## Excerto selecionado
Nós também lá fomos, mais tarde, e num grupo de 5 pessoas que incluía malta que escreve/fotografa restaurantes e ainda cozinheiros. Todos com curiosidade, tal eram as maravilhas que dali se escreviam e publicavam. E entramos à hora marcada, num dia de semana, sendo que nos pedem para esperar um bocado e perguntam se queremos beber alguma coisa. Acedemos, é verdade… mas também é verdade que espreitamos para os dois espaços do restaurante e nenhum deles está cheio. Estratégia para turistas? Talvez.
A entrada é dominada pelo balcão, que remete um bocado para os restaurantes tradicionais ou tascas, e que até podia ser um bom prenúncio… não fosse pelas referências de vinhos e outras bebidas que vamos vendo expostas, e que nos posicionam logo num registo mais sofisticado, ou pelo menos mais exclusivo. Neste balcão há também cocktails, reinventados com algumas bebidas portuguesas, novamente uma boa ideia, que os turistas encaram melhor do que os locais.
Passando a zona do balcão temos uma sala interior, com iluminação amarelada, muitas madeiras, azulejos nas paredes, dois quadros de ardósia com itens do menu de comidas ou bebidas. No fundo, trata-se novamente de uma aproximação às tascas tradicionais lisboetas, mas com estilo e alguma sofisticação. Porque nós estamos habituados a entrar naquela tasca clássica, mas quem nos visita de outros países não arrisca tanto, não é? Finalmente, o espaço do Pica-Pau termina com a zona exterior mas coberta, ideal para dias mais quentes e também nada desconfortável para as noites mais frias. Mas o grande problema nesta zona é a música ambiente, que nos transporta para uma Stradivarius ou qualquer outra loja dessas, com uma playlist de música de dança e com um volume demasiado alto. É estranho, no mínimo, e não tem nada a ver com os espaço nem com o conceito. Enfim…
E agora, a comida. A ementa é constituída por vários petiscos e depois alguns pratos principais, além dos pratos do dia, servidos ao almoço (um diferente todos os dias). Somos 5 pessoas, por isso já tínhamos em mente pedir vários petiscos e pratos para partilhar, numa óptica de provar o máximo possível. Mas uma das pessoas na mesa até conhece o Chef Luís Gaspar, que vem até nós para explicar o conceito do Pica-Pau – comida tradicional portuguesa, feita de acordo com os receituários clássicos – e também sugerir que fiquemos nas suas mãos, que seja ele a escolher o que vamos petiscar. Vamos a isso?

## Dados fornecidos
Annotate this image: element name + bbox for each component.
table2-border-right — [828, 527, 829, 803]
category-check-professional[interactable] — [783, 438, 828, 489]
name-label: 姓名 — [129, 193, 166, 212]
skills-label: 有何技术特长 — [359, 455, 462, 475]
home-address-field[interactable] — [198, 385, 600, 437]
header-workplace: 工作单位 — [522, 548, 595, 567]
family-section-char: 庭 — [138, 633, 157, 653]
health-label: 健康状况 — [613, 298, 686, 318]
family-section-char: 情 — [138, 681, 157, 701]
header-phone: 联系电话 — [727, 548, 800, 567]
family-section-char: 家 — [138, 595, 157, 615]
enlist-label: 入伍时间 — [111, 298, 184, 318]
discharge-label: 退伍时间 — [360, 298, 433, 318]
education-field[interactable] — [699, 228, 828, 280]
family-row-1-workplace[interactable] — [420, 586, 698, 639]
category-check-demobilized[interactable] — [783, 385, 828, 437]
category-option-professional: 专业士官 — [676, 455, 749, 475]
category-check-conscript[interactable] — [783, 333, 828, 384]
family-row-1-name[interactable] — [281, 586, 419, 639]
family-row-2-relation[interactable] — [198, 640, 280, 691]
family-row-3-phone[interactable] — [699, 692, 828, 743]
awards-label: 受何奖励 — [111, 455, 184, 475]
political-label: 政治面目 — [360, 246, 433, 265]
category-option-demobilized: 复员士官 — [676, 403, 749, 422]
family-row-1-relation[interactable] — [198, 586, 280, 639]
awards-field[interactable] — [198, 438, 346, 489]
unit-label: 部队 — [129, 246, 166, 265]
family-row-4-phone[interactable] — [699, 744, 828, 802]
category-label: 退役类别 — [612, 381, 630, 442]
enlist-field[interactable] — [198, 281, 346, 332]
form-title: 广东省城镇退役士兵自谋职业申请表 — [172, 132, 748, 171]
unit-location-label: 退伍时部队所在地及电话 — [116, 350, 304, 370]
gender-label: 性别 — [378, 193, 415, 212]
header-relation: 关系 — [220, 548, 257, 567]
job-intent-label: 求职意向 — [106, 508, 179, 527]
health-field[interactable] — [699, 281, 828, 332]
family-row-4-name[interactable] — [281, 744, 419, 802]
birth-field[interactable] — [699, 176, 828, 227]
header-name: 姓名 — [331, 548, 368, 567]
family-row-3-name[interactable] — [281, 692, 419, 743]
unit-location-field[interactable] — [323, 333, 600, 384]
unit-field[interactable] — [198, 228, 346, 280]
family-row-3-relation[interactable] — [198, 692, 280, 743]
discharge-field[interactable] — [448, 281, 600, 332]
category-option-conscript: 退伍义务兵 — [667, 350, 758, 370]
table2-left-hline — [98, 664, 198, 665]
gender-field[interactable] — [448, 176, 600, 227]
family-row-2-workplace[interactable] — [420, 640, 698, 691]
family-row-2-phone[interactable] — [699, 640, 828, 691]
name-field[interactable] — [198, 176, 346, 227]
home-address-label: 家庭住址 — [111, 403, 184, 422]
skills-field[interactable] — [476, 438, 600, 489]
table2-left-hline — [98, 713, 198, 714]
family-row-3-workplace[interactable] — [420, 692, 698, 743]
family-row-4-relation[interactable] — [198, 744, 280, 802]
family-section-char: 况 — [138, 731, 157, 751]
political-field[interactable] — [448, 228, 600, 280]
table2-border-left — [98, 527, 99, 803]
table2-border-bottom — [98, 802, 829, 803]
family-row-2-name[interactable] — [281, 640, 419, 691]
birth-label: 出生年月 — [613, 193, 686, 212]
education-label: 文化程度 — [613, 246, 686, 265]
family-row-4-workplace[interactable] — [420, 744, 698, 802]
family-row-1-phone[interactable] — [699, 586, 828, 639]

## Instruções do exercício
1 – Consegue reproduzir, sem qualquer alteração, o trecho da crítica ao restaurante Pica-Pau que começa nas palavras "A entrada é" e termina em "que os locais."?
2 – Pode transcrever fielmente a listagem desde o seu início até à linha que contém "skills-label: 有何技术特长 — [359, 455, 462, 475]", incluindo esta última?

## Resultados finais
1 –
A entrada é dominada pelo balcão, que remete um bocado para os restaurantes tradicionais ou tascas, e que até podia ser um bom prenúncio… não fosse pelas referências de vinhos e outras bebidas que vamos vendo expostas, e que nos posicionam logo num registo mais sofisticado, ou pelo menos mais exclusivo. Neste balcão há também cocktails, reinventados com algumas bebidas portuguesas, novamente uma boa ideia, que os turistas encaram melhor do que os locais.

2 –
Annotate this image: element name + bbox for each component.
table2-border-right — [828, 527, 829, 803]
category-check-professional[interactable] — [783, 438, 828, 489]
name-label: 姓名 — [129, 193, 166, 212]
skills-label: 有何技术特长 — [359, 455, 462, 475]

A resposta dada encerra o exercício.